━━ EXTRACTED MATERIAL ━━

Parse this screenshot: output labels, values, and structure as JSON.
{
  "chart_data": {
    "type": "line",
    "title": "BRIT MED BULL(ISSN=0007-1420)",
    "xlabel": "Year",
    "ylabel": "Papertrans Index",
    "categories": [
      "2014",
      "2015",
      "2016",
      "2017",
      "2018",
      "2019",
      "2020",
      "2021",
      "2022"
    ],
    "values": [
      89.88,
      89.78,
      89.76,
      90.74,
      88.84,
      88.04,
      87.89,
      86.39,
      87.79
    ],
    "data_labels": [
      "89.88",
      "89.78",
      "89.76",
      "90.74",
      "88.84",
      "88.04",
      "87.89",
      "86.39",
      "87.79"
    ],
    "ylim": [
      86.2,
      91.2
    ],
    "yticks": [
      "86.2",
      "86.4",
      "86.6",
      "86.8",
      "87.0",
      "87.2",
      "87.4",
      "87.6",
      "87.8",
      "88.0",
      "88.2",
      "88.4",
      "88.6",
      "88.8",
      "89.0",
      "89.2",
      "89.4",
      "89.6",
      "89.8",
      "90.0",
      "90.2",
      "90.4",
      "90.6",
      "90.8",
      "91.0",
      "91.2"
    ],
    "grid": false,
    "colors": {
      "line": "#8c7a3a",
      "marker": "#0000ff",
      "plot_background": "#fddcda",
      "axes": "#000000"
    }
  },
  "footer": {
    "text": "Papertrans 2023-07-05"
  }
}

━━━

_EXERCISE INSTRUCTIONS_. Find the lines containing "Papertrans" and list every one of them.

_SOLVED PROBLEM_.
    "ylabel": "Papertrans Index",
    "text": "Papertrans 2023-07-05"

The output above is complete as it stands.